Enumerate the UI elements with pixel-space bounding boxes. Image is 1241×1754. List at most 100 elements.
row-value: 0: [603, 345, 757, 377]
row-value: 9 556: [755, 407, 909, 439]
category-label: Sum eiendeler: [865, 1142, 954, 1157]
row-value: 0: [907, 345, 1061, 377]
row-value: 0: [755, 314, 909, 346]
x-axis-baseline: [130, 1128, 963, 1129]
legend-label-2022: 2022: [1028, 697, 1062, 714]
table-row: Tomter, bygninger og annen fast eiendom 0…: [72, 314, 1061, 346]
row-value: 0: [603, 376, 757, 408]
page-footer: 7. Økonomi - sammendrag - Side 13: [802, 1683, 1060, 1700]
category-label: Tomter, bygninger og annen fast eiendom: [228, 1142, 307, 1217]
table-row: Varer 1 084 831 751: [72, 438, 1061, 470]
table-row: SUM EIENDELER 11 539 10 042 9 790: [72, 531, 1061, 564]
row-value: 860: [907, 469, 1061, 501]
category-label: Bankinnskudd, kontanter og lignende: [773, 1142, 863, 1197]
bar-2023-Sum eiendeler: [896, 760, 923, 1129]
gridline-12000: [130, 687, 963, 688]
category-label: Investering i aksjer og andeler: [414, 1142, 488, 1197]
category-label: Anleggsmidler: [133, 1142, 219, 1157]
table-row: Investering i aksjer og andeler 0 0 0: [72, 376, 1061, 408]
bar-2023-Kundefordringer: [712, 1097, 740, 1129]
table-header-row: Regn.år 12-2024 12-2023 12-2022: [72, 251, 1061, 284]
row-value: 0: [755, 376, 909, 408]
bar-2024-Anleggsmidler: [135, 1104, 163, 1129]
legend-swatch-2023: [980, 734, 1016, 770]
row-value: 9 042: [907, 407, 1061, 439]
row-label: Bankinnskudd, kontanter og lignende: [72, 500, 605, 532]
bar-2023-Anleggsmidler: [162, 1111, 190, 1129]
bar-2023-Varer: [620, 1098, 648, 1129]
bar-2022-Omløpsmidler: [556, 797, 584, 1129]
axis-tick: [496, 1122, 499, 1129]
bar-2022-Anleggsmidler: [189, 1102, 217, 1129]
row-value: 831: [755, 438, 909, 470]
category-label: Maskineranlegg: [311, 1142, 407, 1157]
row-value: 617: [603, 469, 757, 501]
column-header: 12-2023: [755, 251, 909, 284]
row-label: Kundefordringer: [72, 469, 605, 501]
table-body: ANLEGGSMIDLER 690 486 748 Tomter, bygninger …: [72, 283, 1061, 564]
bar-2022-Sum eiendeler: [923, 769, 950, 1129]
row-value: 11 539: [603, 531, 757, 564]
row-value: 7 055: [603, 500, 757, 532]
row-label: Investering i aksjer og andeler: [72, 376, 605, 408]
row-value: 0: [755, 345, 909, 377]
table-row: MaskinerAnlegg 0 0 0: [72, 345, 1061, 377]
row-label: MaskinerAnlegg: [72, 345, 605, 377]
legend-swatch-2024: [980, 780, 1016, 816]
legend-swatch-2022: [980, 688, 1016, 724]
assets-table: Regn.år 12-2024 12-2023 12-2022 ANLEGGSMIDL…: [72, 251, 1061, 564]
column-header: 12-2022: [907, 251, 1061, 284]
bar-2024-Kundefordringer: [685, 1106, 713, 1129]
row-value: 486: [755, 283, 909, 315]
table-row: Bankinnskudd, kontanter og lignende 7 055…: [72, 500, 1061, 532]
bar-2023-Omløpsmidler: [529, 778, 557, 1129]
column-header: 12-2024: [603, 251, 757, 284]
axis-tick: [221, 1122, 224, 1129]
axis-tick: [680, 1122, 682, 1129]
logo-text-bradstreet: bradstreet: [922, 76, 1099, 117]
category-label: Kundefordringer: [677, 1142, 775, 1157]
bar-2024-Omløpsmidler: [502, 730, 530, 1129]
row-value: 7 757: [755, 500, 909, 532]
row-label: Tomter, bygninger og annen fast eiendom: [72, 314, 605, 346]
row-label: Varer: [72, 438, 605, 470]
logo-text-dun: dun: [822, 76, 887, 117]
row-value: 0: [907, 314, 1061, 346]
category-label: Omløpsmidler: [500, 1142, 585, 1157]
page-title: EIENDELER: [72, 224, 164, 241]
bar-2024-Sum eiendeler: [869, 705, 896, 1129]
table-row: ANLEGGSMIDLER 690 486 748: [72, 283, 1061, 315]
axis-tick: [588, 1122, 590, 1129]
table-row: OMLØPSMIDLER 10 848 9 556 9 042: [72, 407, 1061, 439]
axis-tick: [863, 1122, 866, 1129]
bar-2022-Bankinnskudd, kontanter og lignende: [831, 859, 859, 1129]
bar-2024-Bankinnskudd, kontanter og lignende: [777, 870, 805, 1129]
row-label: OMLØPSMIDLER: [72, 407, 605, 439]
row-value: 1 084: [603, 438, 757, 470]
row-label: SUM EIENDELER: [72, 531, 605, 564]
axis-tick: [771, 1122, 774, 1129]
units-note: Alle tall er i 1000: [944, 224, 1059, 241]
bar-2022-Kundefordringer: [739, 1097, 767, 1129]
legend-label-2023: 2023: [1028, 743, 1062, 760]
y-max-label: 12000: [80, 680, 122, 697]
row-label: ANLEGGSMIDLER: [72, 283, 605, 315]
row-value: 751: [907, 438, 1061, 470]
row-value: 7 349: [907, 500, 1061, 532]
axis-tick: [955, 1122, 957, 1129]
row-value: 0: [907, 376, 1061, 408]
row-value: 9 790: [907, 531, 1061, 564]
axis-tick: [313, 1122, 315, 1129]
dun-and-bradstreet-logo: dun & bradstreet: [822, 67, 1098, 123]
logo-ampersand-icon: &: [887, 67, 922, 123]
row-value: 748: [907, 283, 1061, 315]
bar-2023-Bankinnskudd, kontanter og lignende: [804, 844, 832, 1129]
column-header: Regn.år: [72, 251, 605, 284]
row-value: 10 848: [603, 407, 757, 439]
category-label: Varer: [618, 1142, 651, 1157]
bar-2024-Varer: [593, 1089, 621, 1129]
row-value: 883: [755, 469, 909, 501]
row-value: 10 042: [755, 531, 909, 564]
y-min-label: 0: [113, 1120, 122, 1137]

------------------------------------------------------------------------

### [WORK TO DO]
Rewrite the entries from the start through the line with "x-axis-baseline: [130, 1128, 963, 1129]", both included, putting "value-field" wherever "row-value" appears and changing nothing else.

### [RESPONSE BELOW]
Enumerate the UI elements with pixel-space bounding boxes. Image is 1241×1754. List at most 100 elements.
value-field: 0: [603, 345, 757, 377]
value-field: 9 556: [755, 407, 909, 439]
category-label: Sum eiendeler: [865, 1142, 954, 1157]
value-field: 0: [907, 345, 1061, 377]
value-field: 0: [755, 314, 909, 346]
x-axis-baseline: [130, 1128, 963, 1129]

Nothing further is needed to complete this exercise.